• _Task to complete_
Output the material beneath this task exactly, images excluded.

>> BEGIN

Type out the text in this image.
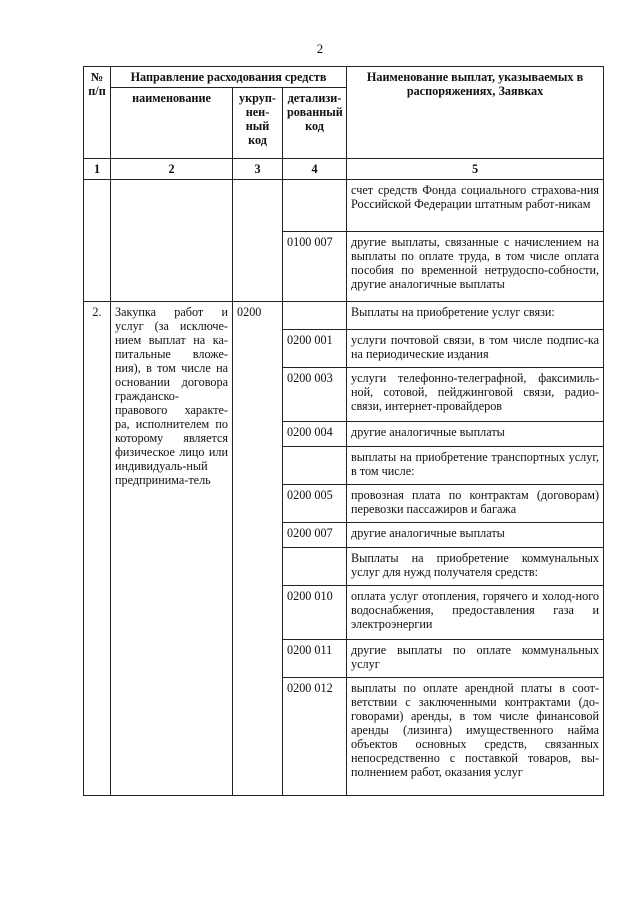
2
№ п/п	Направление расходования средств			Наименование выплат, указываемых в распоряжениях, Заявках
	наименование	укруп-нен-ный код	детализи-рованный код	
1	2	3	4	5
				счет средств Фонда социального страхова-ния Российской Федерации штатным работ-никам
			0100 007	другие выплаты, связанные с начислением на выплаты по оплате труда, в том числе оплата пособия по временной нетрудоспо-собности, другие аналогичные выплаты
2.	Закупка работ и услуг (за исключе-нием выплат на ка-питальные вложе-ния), в том числе на основании договора гражданско-правового характе-ра, исполнителем по которому является физическое лицо или индивидуаль-ный предпринима-тель	0200		Выплаты на приобретение услуг связи:
			0200 001	услуги почтовой связи, в том числе подпис-ка на периодические издания
			0200 003	услуги телефонно-телеграфной, факсимиль-ной, сотовой, пейджинговой связи, радио-связи, интернет-провайдеров
			0200 004	другие аналогичные выплаты
				выплаты на приобретение транспортных услуг, в том числе:
			0200 005	провозная плата по контрактам (договорам) перевозки пассажиров и багажа
			0200 007	другие аналогичные выплаты
				Выплаты на приобретение коммунальных услуг для нужд получателя средств:
			0200 010	оплата услуг отопления, горячего и холод-ного водоснабжения, предоставления газа и электроэнергии
			0200 011	другие выплаты по оплате коммунальных услуг
			0200 012	выплаты по оплате арендной платы в соот-ветствии с заключенными контрактами (до-говорами) аренды, в том числе финансовой аренды (лизинга) имущественного найма объектов основных средств, связанных непосредственно с поставкой товаров, вы-полнением работ, оказания услуг
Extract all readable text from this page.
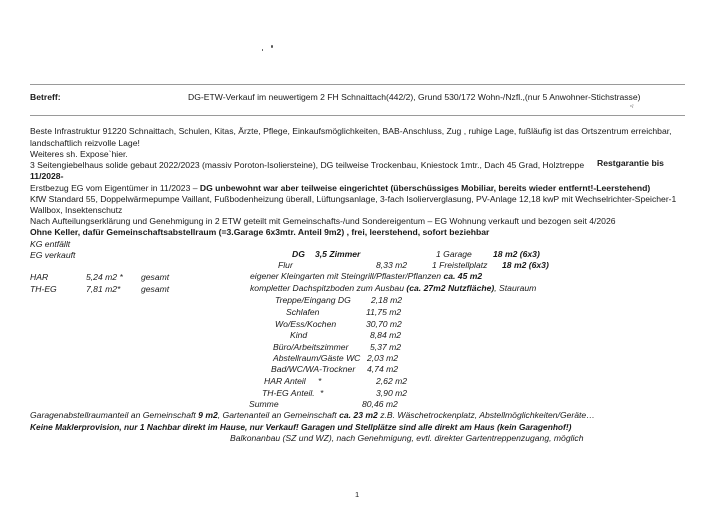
Betreff:	DG-ETW-Verkauf im neuwertigem 2 FH Schnaittach(442/2), Grund 530/172 Wohn-/Nzfl.,(nur 5 Anwohner-Stichstrasse)
‘ˁ
Beste Infrastruktur 91220 Schnaittach, Schulen, Kitas, Ärzte, Pflege, Einkaufsmöglichkeiten, BAB-Anschluss, Zug , ruhige Lage, fußläufig ist das Ortszentrum erreichbar,
landschaftlich reizvolle Lage!
Weiteres sh. Expose`hier.
3 Seitengiebelhaus solide gebaut 2022/2023 (massiv Poroton-Isoliersteine), DG teilweise Trockenbau, Kniestock 1mtr., Dach 45 Grad, Holztreppe Restgarantie bis
11/2028-
Erstbezug EG vom Eigentümer in 11/2023 – DG unbewohnt war aber teilweise eingerichtet (überschüssiges Mobiliar, bereits wieder entfernt!-Leerstehend)
KfW Standard 55, Doppelwärmepumpe Vaillant, Fußbodenheizung überall, Lüftungsanlage, 3-fach Isolierverglasung, PV-Anlage 12,18 kwP mit Wechselrichter-Speicher-1
Wallbox, Insektenschutz
Nach Aufteilungserklärung und Genehmigung in 2 ETW geteilt mit Gemeinschafts-/und Sondereigentum – EG Wohnung verkauft und bezogen seit 4/2026
Ohne Keller, dafür Gemeinschaftsabstellraum (=3.Garage 6x3mtr. Anteil 9m2) , frei, leerstehend, sofort beziehbar
KG entfällt
EG verkauft	DG 3,5 Zimmer	1 Garage 18 m2 (6x3)
Flur	8,33 m2	1 Freistellplatz 18 m2 (6x3)
HAR	5,24 m2 * gesamt
TH-EG	7,81 m2* gesamt
eigener Kleingarten mit Steingrill/Pflaster/Pflanzen ca. 45 m2
kompletter Dachspitzboden zum Ausbau (ca. 27m2 Nutzfläche), Stauraum
Treppe/Eingang DG 2,18 m2
Schlafen	11,75 m2
Wo/Ess/Kochen	30,70 m2
Kind	8,84 m2
Büro/Arbeitszimmer	5,37 m2
Abstellraum/Gäste WC 2,03 m2
Bad/WC/WA-Trockner 4,74 m2
HAR Anteil *	2,62 m2
TH-EG Anteil. *	3,90 m2
Summe	80,46 m2
Garagenabstellraumanteil an Gemeinschaft 9 m2, Gartenanteil an Gemeinschaft ca. 23 m2 z.B. Wäschetrockenplatz, Abstellmöglichkeiten/Geräte…
Keine Maklerprovision, nur 1 Nachbar direkt im Hause, nur Verkauf! Garagen und Stellplätze sind alle direkt am Haus (kein Garagenhof!)
Balkonanbau (SZ und WZ), nach Genehmigung, evtl. direkter Gartentreppenzugang, möglich
1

>> END

• _Answer to the exercise_
Type out the text in this image.
2
№ п/п	Направление расходования средств			Наименование выплат, указываемых в распоряжениях, Заявках
	наименование	укруп-нен-ный код	детализи-рованный код	
1	2	3	4	5
				счет средств Фонда социального страхова-ния Российской Федерации штатным работ-никам
			0100 007	другие выплаты, связанные с начислением на выплаты по оплате труда, в том числе оплата пособия по временной нетрудоспо-собности, другие аналогичные выплаты
2.	Закупка работ и услуг (за исключе-нием выплат на ка-питальные вложе-ния), в том числе на основании договора гражданско-правового характе-ра, исполнителем по которому является физическое лицо или индивидуаль-ный предпринима-тель	0200		Выплаты на приобретение услуг связи:
			0200 001	услуги почтовой связи, в том числе подпис-ка на периодические издания
			0200 003	услуги телефонно-телеграфной, факсимиль-ной, сотовой, пейджинговой связи, радио-связи, интернет-провайдеров
			0200 004	другие аналогичные выплаты
				выплаты на приобретение транспортных услуг, в том числе:
			0200 005	провозная плата по контрактам (договорам) перевозки пассажиров и багажа
			0200 007	другие аналогичные выплаты
				Выплаты на приобретение коммунальных услуг для нужд получателя средств:
			0200 010	оплата услуг отопления, горячего и холод-ного водоснабжения, предоставления газа и электроэнергии
			0200 011	другие выплаты по оплате коммунальных услуг
			0200 012	выплаты по оплате арендной платы в соот-ветствии с заключенными контрактами (до-говорами) аренды, в том числе финансовой аренды (лизинга) имущественного найма объектов основных средств, связанных непосредственно с поставкой товаров, вы-полнением работ, оказания услуг
Extract all readable text from this page.
Betreff:	DG-ETW-Verkauf im neuwertigem 2 FH Schnaittach(442/2), Grund 530/172 Wohn-/Nzfl.,(nur 5 Anwohner-Stichstrasse)
‘ˁ
Beste Infrastruktur 91220 Schnaittach, Schulen, Kitas, Ärzte, Pflege, Einkaufsmöglichkeiten, BAB-Anschluss, Zug , ruhige Lage, fußläufig ist das Ortszentrum erreichbar,
landschaftlich reizvolle Lage!
Weiteres sh. Expose`hier.
3 Seitengiebelhaus solide gebaut 2022/2023 (massiv Poroton-Isoliersteine), DG teilweise Trockenbau, Kniestock 1mtr., Dach 45 Grad, Holztreppe Restgarantie bis
11/2028-
Erstbezug EG vom Eigentümer in 11/2023 – DG unbewohnt war aber teilweise eingerichtet (überschüssiges Mobiliar, bereits wieder entfernt!-Leerstehend)
KfW Standard 55, Doppelwärmepumpe Vaillant, Fußbodenheizung überall, Lüftungsanlage, 3-fach Isolierverglasung, PV-Anlage 12,18 kwP mit Wechselrichter-Speicher-1
Wallbox, Insektenschutz
Nach Aufteilungserklärung und Genehmigung in 2 ETW geteilt mit Gemeinschafts-/und Sondereigentum – EG Wohnung verkauft und bezogen seit 4/2026
Ohne Keller, dafür Gemeinschaftsabstellraum (=3.Garage 6x3mtr. Anteil 9m2) , frei, leerstehend, sofort beziehbar
KG entfällt
EG verkauft	DG 3,5 Zimmer	1 Garage 18 m2 (6x3)
Flur	8,33 m2	1 Freistellplatz 18 m2 (6x3)
HAR	5,24 m2 * gesamt
TH-EG	7,81 m2* gesamt
eigener Kleingarten mit Steingrill/Pflaster/Pflanzen ca. 45 m2
kompletter Dachspitzboden zum Ausbau (ca. 27m2 Nutzfläche), Stauraum
Treppe/Eingang DG 2,18 m2
Schlafen	11,75 m2
Wo/Ess/Kochen	30,70 m2
Kind	8,84 m2
Büro/Arbeitszimmer	5,37 m2
Abstellraum/Gäste WC 2,03 m2
Bad/WC/WA-Trockner 4,74 m2
HAR Anteil *	2,62 m2
TH-EG Anteil. *	3,90 m2
Summe	80,46 m2
Garagenabstellraumanteil an Gemeinschaft 9 m2, Gartenanteil an Gemeinschaft ca. 23 m2 z.B. Wäschetrockenplatz, Abstellmöglichkeiten/Geräte…
Keine Maklerprovision, nur 1 Nachbar direkt im Hause, nur Verkauf! Garagen und Stellplätze sind alle direkt am Haus (kein Garagenhof!)
Balkonanbau (SZ und WZ), nach Genehmigung, evtl. direkter Gartentreppenzugang, möglich
1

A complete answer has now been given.